_Information shown_
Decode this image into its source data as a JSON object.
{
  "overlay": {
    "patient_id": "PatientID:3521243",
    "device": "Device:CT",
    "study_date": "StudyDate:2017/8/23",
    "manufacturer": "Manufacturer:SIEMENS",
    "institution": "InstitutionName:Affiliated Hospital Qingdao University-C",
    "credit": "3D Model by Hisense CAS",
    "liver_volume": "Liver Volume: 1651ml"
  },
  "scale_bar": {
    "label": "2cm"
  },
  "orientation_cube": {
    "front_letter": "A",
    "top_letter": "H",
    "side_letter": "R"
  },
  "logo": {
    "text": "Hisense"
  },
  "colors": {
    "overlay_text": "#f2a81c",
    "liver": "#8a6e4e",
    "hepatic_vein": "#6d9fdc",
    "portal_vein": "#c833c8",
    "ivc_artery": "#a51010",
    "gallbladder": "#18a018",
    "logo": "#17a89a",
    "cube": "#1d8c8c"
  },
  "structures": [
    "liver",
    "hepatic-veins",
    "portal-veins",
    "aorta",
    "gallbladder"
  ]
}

---

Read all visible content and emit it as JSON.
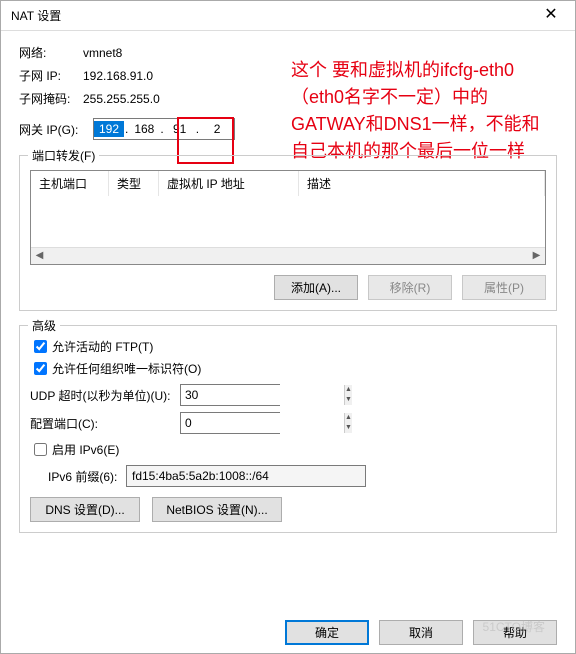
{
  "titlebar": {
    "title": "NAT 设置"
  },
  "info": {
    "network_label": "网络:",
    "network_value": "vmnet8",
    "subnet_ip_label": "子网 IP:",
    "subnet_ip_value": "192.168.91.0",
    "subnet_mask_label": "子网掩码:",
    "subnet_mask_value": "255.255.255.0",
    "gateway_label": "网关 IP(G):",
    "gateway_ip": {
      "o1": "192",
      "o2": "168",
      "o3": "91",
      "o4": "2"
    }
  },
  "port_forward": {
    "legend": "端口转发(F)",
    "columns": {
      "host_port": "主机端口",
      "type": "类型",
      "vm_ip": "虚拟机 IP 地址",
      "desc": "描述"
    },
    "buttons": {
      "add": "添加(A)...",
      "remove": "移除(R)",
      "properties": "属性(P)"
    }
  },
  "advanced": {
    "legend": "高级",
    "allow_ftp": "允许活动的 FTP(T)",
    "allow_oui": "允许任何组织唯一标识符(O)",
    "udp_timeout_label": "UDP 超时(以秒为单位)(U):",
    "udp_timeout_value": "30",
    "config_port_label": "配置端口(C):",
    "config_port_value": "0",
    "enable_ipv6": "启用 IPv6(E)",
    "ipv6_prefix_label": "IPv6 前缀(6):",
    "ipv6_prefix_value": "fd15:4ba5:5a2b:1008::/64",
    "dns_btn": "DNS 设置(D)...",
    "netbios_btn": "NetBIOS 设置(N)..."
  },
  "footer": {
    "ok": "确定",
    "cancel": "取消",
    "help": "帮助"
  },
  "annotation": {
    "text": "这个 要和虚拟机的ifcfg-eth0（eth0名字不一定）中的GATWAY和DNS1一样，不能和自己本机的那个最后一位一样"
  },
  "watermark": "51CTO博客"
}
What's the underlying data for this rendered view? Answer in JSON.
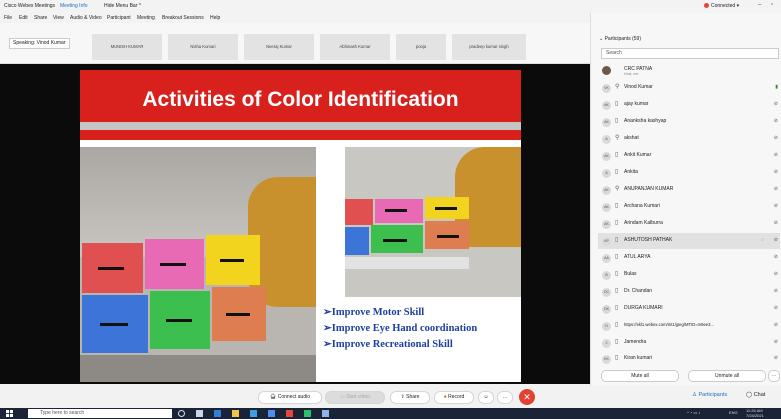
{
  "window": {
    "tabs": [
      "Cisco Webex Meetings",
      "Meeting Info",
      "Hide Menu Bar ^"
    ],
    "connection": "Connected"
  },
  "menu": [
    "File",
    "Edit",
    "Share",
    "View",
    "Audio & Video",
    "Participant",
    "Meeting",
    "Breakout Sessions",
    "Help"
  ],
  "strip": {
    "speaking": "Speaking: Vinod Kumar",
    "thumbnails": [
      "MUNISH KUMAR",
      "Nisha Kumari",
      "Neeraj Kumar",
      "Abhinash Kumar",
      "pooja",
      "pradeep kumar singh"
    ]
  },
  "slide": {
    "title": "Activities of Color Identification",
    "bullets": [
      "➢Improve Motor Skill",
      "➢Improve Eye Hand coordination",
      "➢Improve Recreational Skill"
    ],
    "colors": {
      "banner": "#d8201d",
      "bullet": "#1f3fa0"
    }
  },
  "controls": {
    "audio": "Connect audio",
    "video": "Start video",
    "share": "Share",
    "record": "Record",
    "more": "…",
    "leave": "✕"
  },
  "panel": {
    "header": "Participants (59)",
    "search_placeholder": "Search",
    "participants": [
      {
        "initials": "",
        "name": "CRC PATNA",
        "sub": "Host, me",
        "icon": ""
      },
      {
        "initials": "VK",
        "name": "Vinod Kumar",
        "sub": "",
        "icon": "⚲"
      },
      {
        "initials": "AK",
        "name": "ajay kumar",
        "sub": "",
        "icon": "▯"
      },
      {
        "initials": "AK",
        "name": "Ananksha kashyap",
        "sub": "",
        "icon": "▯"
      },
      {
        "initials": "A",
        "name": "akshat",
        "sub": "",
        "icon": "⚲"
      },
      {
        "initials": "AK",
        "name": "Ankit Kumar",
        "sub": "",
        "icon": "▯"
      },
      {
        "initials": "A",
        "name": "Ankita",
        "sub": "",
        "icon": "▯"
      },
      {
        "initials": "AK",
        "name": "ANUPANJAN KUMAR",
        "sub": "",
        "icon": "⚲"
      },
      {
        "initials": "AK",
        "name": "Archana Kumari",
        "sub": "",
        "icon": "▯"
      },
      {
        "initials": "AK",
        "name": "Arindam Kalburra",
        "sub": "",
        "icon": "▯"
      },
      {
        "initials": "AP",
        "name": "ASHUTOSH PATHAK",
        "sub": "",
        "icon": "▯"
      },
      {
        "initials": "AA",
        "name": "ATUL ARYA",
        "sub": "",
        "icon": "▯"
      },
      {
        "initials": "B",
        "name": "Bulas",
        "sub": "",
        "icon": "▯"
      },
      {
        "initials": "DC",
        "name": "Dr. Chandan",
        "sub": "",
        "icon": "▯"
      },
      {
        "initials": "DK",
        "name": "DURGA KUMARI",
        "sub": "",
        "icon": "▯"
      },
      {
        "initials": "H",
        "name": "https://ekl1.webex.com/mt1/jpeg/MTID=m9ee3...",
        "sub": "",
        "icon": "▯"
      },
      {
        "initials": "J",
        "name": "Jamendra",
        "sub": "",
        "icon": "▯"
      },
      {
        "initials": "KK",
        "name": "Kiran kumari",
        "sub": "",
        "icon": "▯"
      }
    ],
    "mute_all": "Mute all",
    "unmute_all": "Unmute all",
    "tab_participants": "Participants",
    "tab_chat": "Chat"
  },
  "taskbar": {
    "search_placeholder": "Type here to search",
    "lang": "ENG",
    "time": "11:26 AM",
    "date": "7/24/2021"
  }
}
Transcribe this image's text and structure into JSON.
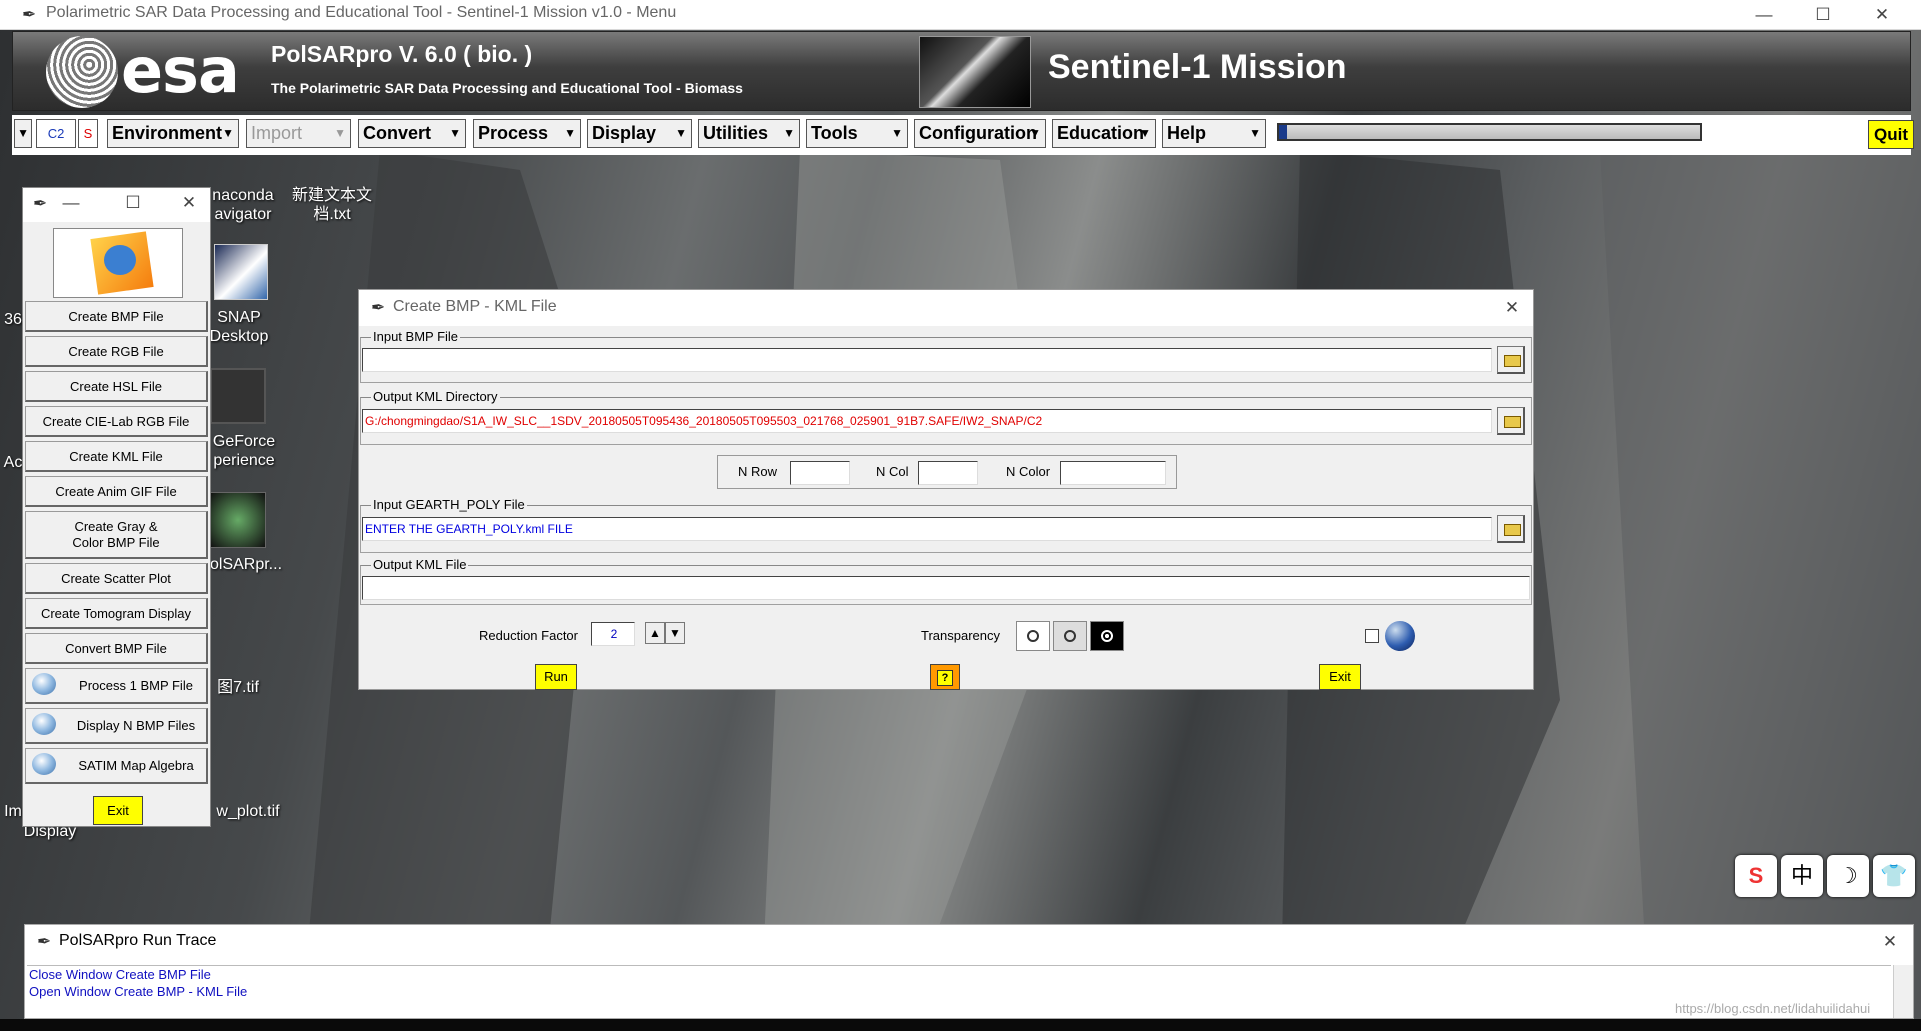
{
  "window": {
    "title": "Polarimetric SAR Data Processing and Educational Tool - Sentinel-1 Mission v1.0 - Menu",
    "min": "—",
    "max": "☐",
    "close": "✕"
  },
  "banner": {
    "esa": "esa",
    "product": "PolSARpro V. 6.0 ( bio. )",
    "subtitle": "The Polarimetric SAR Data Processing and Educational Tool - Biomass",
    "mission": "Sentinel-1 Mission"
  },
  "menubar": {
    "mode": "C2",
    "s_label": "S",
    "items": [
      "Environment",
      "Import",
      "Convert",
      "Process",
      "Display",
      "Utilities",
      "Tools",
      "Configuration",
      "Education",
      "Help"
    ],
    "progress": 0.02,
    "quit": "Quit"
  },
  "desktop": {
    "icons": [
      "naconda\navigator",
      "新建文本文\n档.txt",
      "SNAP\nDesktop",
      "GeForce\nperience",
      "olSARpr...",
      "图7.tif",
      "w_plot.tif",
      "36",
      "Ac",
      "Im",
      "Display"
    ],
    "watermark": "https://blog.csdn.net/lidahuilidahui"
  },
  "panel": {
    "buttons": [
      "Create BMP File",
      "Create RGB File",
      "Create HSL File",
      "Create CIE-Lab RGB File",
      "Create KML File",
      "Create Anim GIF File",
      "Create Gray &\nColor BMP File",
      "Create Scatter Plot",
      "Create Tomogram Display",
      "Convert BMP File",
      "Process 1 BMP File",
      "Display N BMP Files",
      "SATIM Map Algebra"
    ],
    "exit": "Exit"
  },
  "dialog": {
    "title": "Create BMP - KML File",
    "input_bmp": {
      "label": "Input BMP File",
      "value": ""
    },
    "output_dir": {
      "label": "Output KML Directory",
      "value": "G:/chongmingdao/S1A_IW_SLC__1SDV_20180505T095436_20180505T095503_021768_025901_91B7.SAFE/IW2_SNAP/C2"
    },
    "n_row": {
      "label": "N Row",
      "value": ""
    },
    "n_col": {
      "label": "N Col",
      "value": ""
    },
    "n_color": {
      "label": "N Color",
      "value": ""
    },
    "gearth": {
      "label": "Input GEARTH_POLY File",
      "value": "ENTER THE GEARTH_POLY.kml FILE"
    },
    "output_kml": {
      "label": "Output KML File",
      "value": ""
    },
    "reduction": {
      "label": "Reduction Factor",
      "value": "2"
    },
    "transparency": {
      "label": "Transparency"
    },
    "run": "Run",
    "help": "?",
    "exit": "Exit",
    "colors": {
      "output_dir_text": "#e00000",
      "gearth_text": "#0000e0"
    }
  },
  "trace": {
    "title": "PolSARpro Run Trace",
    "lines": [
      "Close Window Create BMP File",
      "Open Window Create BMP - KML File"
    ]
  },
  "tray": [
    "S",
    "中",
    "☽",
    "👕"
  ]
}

_The task_
Where a line of the records above holds the word "Improve", copy that line.

_Written response_
      "➢Improve Motor Skill",
      "➢Improve Eye Hand coordination",
      "➢Improve Recreational Skill"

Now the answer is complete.